▸ Task prompt: Search the records below for the word "Druk" and show every line where it occurs.

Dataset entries
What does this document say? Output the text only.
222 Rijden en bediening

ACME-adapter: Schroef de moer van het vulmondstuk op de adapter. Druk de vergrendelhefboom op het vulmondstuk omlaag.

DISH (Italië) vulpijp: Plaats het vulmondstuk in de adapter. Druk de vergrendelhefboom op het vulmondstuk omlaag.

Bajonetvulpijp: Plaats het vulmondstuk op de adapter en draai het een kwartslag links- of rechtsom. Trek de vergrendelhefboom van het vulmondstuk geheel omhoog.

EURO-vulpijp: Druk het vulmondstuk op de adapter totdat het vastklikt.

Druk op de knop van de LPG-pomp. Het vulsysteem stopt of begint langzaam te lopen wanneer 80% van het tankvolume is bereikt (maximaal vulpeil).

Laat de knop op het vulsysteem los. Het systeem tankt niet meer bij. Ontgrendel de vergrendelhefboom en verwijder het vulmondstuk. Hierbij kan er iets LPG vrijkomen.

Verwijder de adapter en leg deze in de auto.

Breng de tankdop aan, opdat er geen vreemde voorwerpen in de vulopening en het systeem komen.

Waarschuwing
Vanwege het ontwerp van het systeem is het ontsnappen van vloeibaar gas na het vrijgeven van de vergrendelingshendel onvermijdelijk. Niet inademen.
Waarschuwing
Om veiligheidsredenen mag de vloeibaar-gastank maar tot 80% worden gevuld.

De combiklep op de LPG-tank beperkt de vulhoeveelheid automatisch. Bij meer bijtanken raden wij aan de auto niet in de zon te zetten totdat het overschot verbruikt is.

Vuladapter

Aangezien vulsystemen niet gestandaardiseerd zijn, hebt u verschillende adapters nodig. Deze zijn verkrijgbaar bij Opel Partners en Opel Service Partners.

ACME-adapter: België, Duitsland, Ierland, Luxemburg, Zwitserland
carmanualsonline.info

▸ Output for this exercise:
ACME-adapter: Schroef de moer van het vulmondstuk op de adapter. Druk de vergrendelhefboom op het vulmondstuk omlaag.
DISH (Italië) vulpijp: Plaats het vulmondstuk in de adapter. Druk de vergrendelhefboom op het vulmondstuk omlaag.
EURO-vulpijp: Druk het vulmondstuk op de adapter totdat het vastklikt.
Druk op de knop van de LPG-pomp. Het vulsysteem stopt of begint langzaam te lopen wanneer 80% van het tankvolume is bereikt (maximaal vulpeil).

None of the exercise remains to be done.